(Element and coordinate listing)

'''

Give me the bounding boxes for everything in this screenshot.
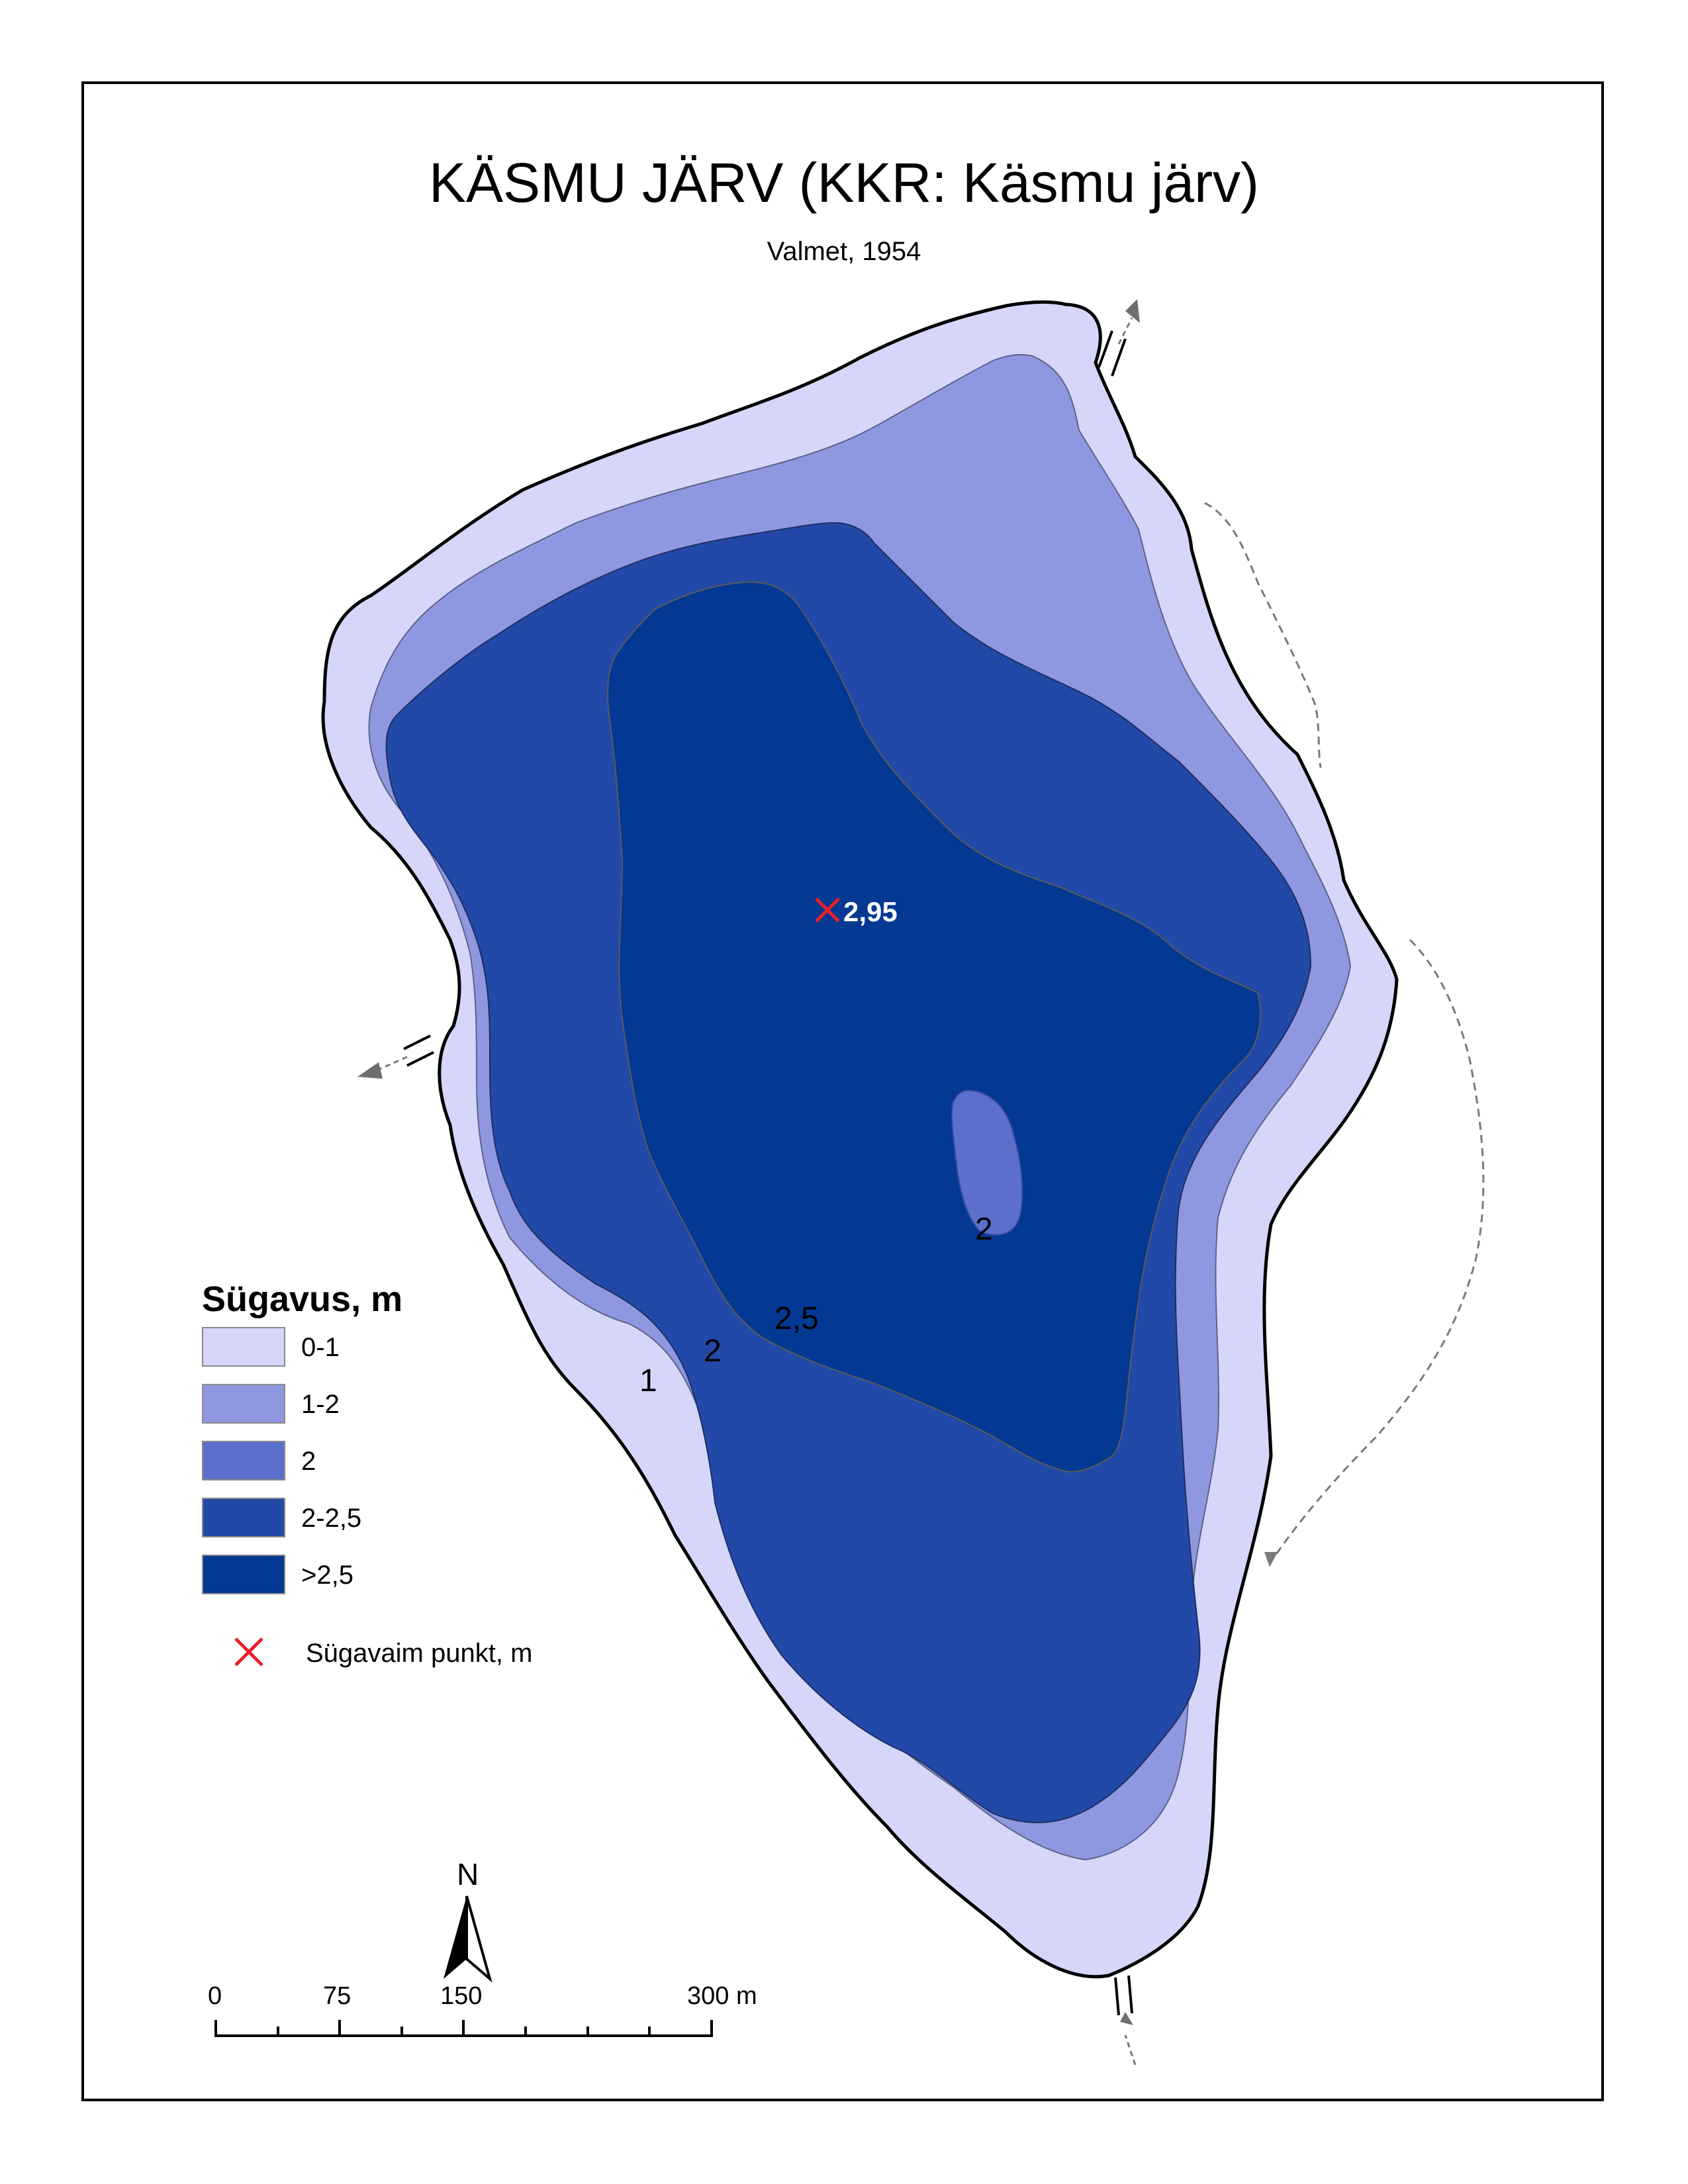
scale-tick-0: 0 bbox=[208, 1982, 222, 2010]
outlet-west-bank-2 bbox=[406, 1051, 434, 1067]
contour-label-2-west: 2 bbox=[704, 1334, 722, 1369]
legend-deepest-point-icon bbox=[234, 1637, 263, 1666]
contour-label-2-shoal: 2 bbox=[975, 1212, 993, 1247]
legend-swatch-2-2.5 bbox=[202, 1498, 285, 1537]
legend-swatch-2 bbox=[202, 1441, 285, 1480]
contour-label-1: 1 bbox=[639, 1363, 657, 1398]
scale-bar bbox=[214, 2020, 713, 2037]
outlet-west-stream bbox=[377, 1056, 408, 1071]
inlet-south-bank-2 bbox=[1127, 1975, 1133, 2014]
deepest-point-marker bbox=[815, 897, 840, 923]
north-arrow-icon bbox=[444, 1895, 492, 1983]
outlet-west-bank-1 bbox=[403, 1034, 431, 1050]
map-subtitle: Valmet, 1954 bbox=[767, 237, 921, 266]
scale-tick-75: 75 bbox=[323, 1982, 351, 2010]
deepest-point-value: 2,95 bbox=[843, 896, 898, 927]
legend-deepest-point-label: Sügavaim punkt, m bbox=[306, 1639, 533, 1668]
legend-label-0-1: 0-1 bbox=[301, 1333, 340, 1362]
legend-label-gt-2.5: >2,5 bbox=[301, 1561, 353, 1590]
legend-title: Sügavus, m bbox=[202, 1279, 403, 1319]
outlet-north-bank-2 bbox=[1111, 338, 1127, 377]
outlet-north-bank-1 bbox=[1098, 330, 1113, 368]
outlet-north-arrow bbox=[1125, 299, 1140, 323]
outlet-north-stream bbox=[1117, 317, 1133, 345]
outlet-west-arrow bbox=[357, 1062, 383, 1079]
stream-arrow-south bbox=[1264, 1552, 1278, 1567]
north-arrow-label: N bbox=[457, 1857, 479, 1891]
depth-zone-2-shoal bbox=[951, 1089, 1023, 1236]
inlet-south-bank-1 bbox=[1114, 1977, 1120, 2016]
map-title: KÄSMU JÄRV (KKR: Käsmu järv) bbox=[428, 152, 1260, 214]
legend-label-1-2: 1-2 bbox=[301, 1390, 340, 1419]
legend-label-2: 2 bbox=[301, 1447, 316, 1476]
inlet-south-arrow bbox=[1120, 2012, 1133, 2025]
legend-swatch-1-2 bbox=[202, 1384, 285, 1424]
inlet-south-stream bbox=[1124, 2034, 1137, 2066]
legend-swatch-0-1 bbox=[202, 1327, 285, 1367]
scale-tick-300: 300 m bbox=[687, 1982, 757, 2010]
depth-zone-gt-2.5 bbox=[607, 581, 1261, 1473]
legend-swatch-gt-2.5 bbox=[202, 1555, 285, 1594]
scale-tick-150: 150 bbox=[440, 1982, 482, 2010]
stream-dashed-lower bbox=[1270, 938, 1485, 1563]
map-frame bbox=[81, 81, 1604, 2101]
legend-label-2-2.5: 2-2,5 bbox=[301, 1504, 362, 1533]
contour-label-2.5: 2,5 bbox=[774, 1301, 819, 1336]
stream-dashed-upper bbox=[1204, 502, 1322, 768]
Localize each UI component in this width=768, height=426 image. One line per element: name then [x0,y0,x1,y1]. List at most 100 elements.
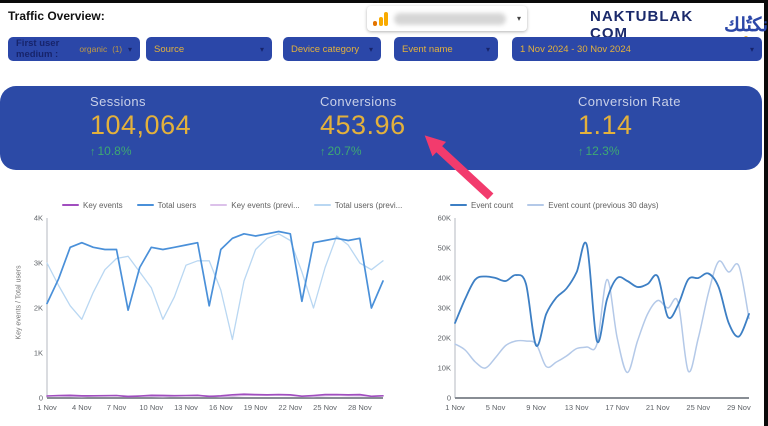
chevron-down-icon[interactable]: ▾ [259,44,264,54]
filter-event-name[interactable]: Event name ▾ [394,37,498,61]
chevron-down-icon[interactable]: ▾ [485,44,490,54]
x-tick-label: 1 Nov [445,403,465,412]
legend-item[interactable]: Event count [450,201,513,210]
x-tick-label: 19 Nov [244,403,268,412]
screen-frame-top [0,0,768,3]
metric-delta: ↑ 20.7% [320,144,362,158]
chevron-down-icon[interactable]: ▾ [127,44,132,54]
chart-key-events-total-users: Key events Total users Key events (previ..… [6,197,403,413]
scorecard-conversion-rate: Conversion Rate 1.14 ↑ 12.3% [578,94,681,158]
x-tick-label: 25 Nov [313,403,337,412]
legend-item[interactable]: Total users [136,200,197,210]
filter-label: Device category [291,43,360,55]
filter-label: First user medium : [16,38,60,60]
y-tick-label: 0 [39,394,43,403]
chevron-down-icon[interactable]: ▾ [749,44,754,54]
x-tick-label: 13 Nov [565,403,589,412]
series-line [46,393,384,398]
x-tick-label: 5 Nov [486,403,506,412]
y-tick-label: 50K [438,244,451,253]
screen-frame-right [764,0,768,426]
series-line [454,260,750,374]
filter-device-category[interactable]: Device category ▾ [283,37,381,61]
y-tick-label: 3K [34,259,43,268]
metric-delta: ↑ 10.8% [90,144,132,158]
scorecard-conversions: Conversions 453.96 ↑ 20.7% [320,94,406,158]
metric-label: Conversions [320,94,397,109]
x-tick-label: 28 Nov [348,403,372,412]
chart-legend: Key events Total users Key events (previ..… [62,197,402,213]
scorecard-band: Sessions 104,064 ↑ 10.8% Conversions 453.… [0,86,762,170]
series-line [46,233,384,341]
metric-value: 1.14 [578,110,633,140]
line-chart-canvas[interactable]: 0 10K 20K 30K 40K 50K 60K 1 Nov 5 Nov 9 Nov 13 Nov… [428,213,758,413]
legend-item[interactable]: Key events [62,201,123,210]
metric-label: Conversion Rate [578,94,681,109]
x-tick-label: 17 Nov [605,403,629,412]
chart-legend: Event count Event count (previous 30 days… [450,197,762,213]
x-tick-label: 10 Nov [139,403,163,412]
x-tick-label: 21 Nov [646,403,670,412]
metric-value: 104,064 [90,110,192,140]
metric-value: 453.96 [320,110,406,140]
x-tick-label: 13 Nov [174,403,198,412]
y-tick-label: 40K [438,274,451,283]
legend-swatch-icon [136,203,154,207]
chevron-down-icon[interactable]: ▾ [516,14,521,23]
legend-label: Total users [157,200,197,210]
series-line [454,241,750,347]
google-analytics-icon [373,11,388,26]
chart-event-count: Event count Event count (previous 30 days… [428,197,762,413]
date-range-label: 1 Nov 2024 - 30 Nov 2024 [520,43,631,55]
y-axis-title: Key events / Total users [15,265,23,340]
page-title: Traffic Overview: [8,9,105,23]
up-arrow-icon: ↑ [578,146,584,158]
legend-item[interactable]: Key events (previ... [210,200,300,210]
annotation-arrow-icon [424,135,494,200]
filter-count: (1) [112,44,122,54]
date-range-picker[interactable]: 1 Nov 2024 - 30 Nov 2024 ▾ [512,37,762,61]
property-name-redacted [394,12,506,25]
x-tick-label: 29 Nov [727,403,751,412]
series-line [46,230,384,312]
legend-swatch-icon [450,203,467,207]
x-tick-label: 1 Nov [37,403,57,412]
up-arrow-icon: ↑ [90,146,96,158]
legend-label: Key events [83,200,123,210]
legend-label: Event count [471,200,514,210]
scorecard-sessions: Sessions 104,064 ↑ 10.8% [90,94,191,158]
up-arrow-icon: ↑ [320,146,326,158]
filter-value: organic [79,44,108,54]
y-tick-label: 10K [438,364,451,373]
legend-swatch-icon [210,203,228,207]
metric-label: Sessions [90,94,146,109]
legend-label: Event count (previous 30 days) [548,200,659,210]
filter-first-user-medium[interactable]: First user medium : organic (1) ▾ [8,37,140,61]
legend-label: Key events (previ... [231,200,300,210]
x-tick-label: 22 Nov [278,403,302,412]
legend-swatch-icon [527,203,545,207]
filter-source[interactable]: Source ▾ [146,37,272,61]
x-tick-label: 7 Nov [107,403,127,412]
legend-item[interactable]: Event count (previous 30 days) [527,200,659,210]
y-tick-label: 60K [438,214,451,223]
legend-item[interactable]: Total users (previ... [313,200,403,210]
chevron-down-icon[interactable]: ▾ [368,44,373,54]
x-tick-label: 9 Nov [526,403,546,412]
metric-delta: ↑ 12.3% [578,144,620,158]
x-tick-label: 4 Nov [72,403,92,412]
y-tick-label: 4K [34,214,43,223]
y-tick-label: 0 [447,394,451,403]
line-chart-canvas[interactable]: 0 1K 2K 3K 4K 1 Nov 4 Nov 7 Nov 10 Nov 13 Nov 16 N… [20,213,392,413]
brand-arabic-logo: نكتُلك [724,16,768,40]
y-tick-label: 2K [34,304,43,313]
filter-label: Source [154,43,185,55]
y-tick-label: 30K [438,304,451,313]
legend-label: Total users (previ... [334,200,403,210]
x-tick-label: 16 Nov [209,403,233,412]
y-tick-label: 1K [34,349,43,358]
legend-swatch-icon [62,203,79,207]
ga-property-selector[interactable]: ▾ [367,6,527,31]
y-tick-label: 20K [438,334,451,343]
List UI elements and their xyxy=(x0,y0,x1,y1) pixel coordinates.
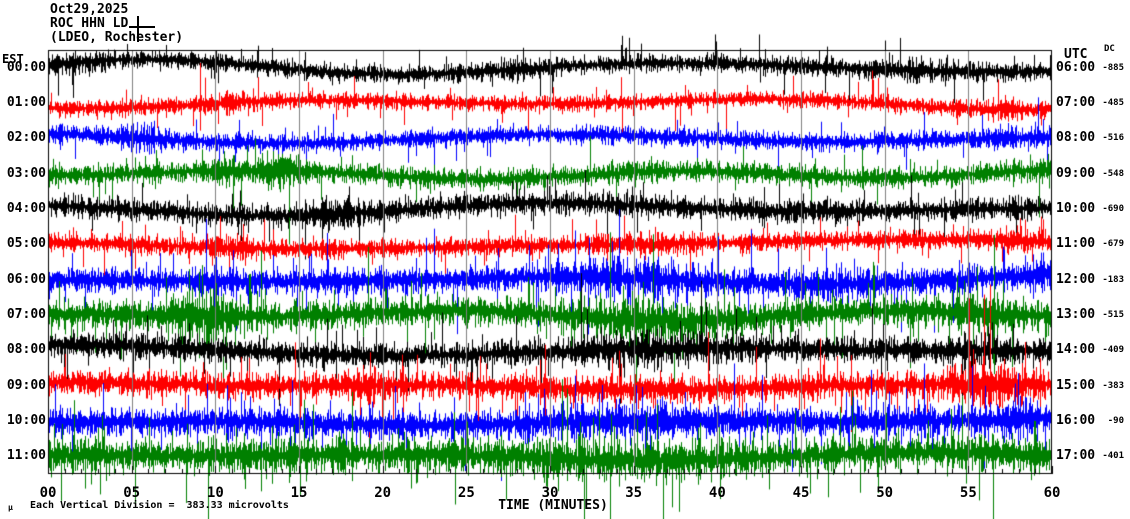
dc-value: -485 xyxy=(1102,98,1124,108)
utc-time-label: 11:00 xyxy=(1056,236,1096,252)
utc-time-label: 10:00 xyxy=(1056,201,1096,216)
utc-time-label: 08:00 xyxy=(1056,130,1096,146)
location-label: (LDEO, Rochester) xyxy=(50,30,184,45)
utc-time-label: 12:00 xyxy=(1056,271,1096,287)
dc-value: -516 xyxy=(1102,133,1124,144)
station-label: ROC HHN LD xyxy=(50,16,129,31)
est-time-label: 00:00 xyxy=(6,59,46,75)
x-tick-label: 55 xyxy=(959,485,977,501)
x-axis-title: TIME (MINUTES) xyxy=(498,498,608,513)
est-time-label: 01:00 xyxy=(6,95,46,110)
x-tick-label: 20 xyxy=(374,485,392,501)
x-tick-label: 60 xyxy=(1043,485,1061,501)
utc-axis-header: UTC xyxy=(1064,47,1088,62)
utc-time-label: 09:00 xyxy=(1056,165,1096,181)
micro-symbol: µ xyxy=(8,503,13,512)
x-tick-label: 35 xyxy=(625,485,643,501)
utc-time-label: 14:00 xyxy=(1056,342,1096,358)
est-time-label: 11:00 xyxy=(6,448,46,464)
x-tick-label: 25 xyxy=(457,485,475,501)
x-tick-label: 05 xyxy=(123,485,141,501)
est-time-label: 09:00 xyxy=(6,377,46,393)
dc-value: -679 xyxy=(1102,239,1124,250)
dc-value: -409 xyxy=(1102,345,1124,356)
est-time-label: 05:00 xyxy=(6,236,46,252)
dc-value: -183 xyxy=(1102,274,1124,285)
x-tick-label: 00 xyxy=(39,485,57,501)
dc-value: -885 xyxy=(1102,62,1124,73)
dc-value: -383 xyxy=(1102,380,1124,391)
x-tick-label: 10 xyxy=(206,485,224,501)
x-tick-label: 40 xyxy=(708,485,726,501)
dc-value: -90 xyxy=(1107,416,1124,426)
utc-time-label: 16:00 xyxy=(1056,413,1096,428)
dc-value: -515 xyxy=(1102,310,1124,320)
est-time-label: 06:00 xyxy=(6,271,46,287)
utc-time-label: 13:00 xyxy=(1056,307,1096,322)
dc-value: -401 xyxy=(1102,451,1124,462)
dc-value: -548 xyxy=(1102,168,1124,179)
utc-time-label: 17:00 xyxy=(1056,448,1096,464)
est-time-label: 03:00 xyxy=(6,165,46,181)
utc-time-label: 15:00 xyxy=(1056,377,1096,393)
x-tick-label: 45 xyxy=(792,485,810,501)
est-time-label: 08:00 xyxy=(6,342,46,358)
x-tick-label: 30 xyxy=(541,485,559,501)
x-tick-label: 15 xyxy=(290,485,308,501)
est-time-label: 10:00 xyxy=(6,413,46,428)
vertical-division-note: Each Vertical Division = 383.33 microvol… xyxy=(30,500,289,511)
dc-axis-header: DC xyxy=(1104,44,1115,54)
x-tick-label: 50 xyxy=(876,485,894,501)
est-time-label: 02:00 xyxy=(6,130,46,146)
est-time-label: 04:00 xyxy=(6,201,46,216)
dc-value: -690 xyxy=(1102,204,1124,214)
est-axis-header: EST xyxy=(2,52,24,66)
date-label: Oct29,2025 xyxy=(50,2,129,17)
est-time-label: 07:00 xyxy=(6,307,46,322)
utc-time-label: 06:00 xyxy=(1056,59,1096,75)
utc-time-label: 07:00 xyxy=(1056,95,1096,110)
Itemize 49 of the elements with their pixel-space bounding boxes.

'''

» PROMPT:
Copy out only the part of the listing that opens with the line containing "scale-tick-0: 0 bbox=[208, 1982, 222, 2010]" and closes with the line containing "deepest-point-marker bbox=[815, 897, 840, 923]", renaming "bbox" to "box" everywhere in it and changing nothing else.

» FINISHED TASK:
scale-tick-0: 0 box=[208, 1982, 222, 2010]
outlet-west-bank-2 box=[406, 1051, 434, 1067]
contour-label-2-west: 2 box=[704, 1334, 722, 1369]
legend-deepest-point-icon box=[234, 1637, 263, 1666]
contour-label-2-shoal: 2 box=[975, 1212, 993, 1247]
legend-swatch-2-2.5 box=[202, 1498, 285, 1537]
legend-swatch-2 box=[202, 1441, 285, 1480]
contour-label-1: 1 box=[639, 1363, 657, 1398]
scale-bar box=[214, 2020, 713, 2037]
outlet-west-stream box=[377, 1056, 408, 1071]
inlet-south-bank-2 box=[1127, 1975, 1133, 2014]
deepest-point-marker box=[815, 897, 840, 923]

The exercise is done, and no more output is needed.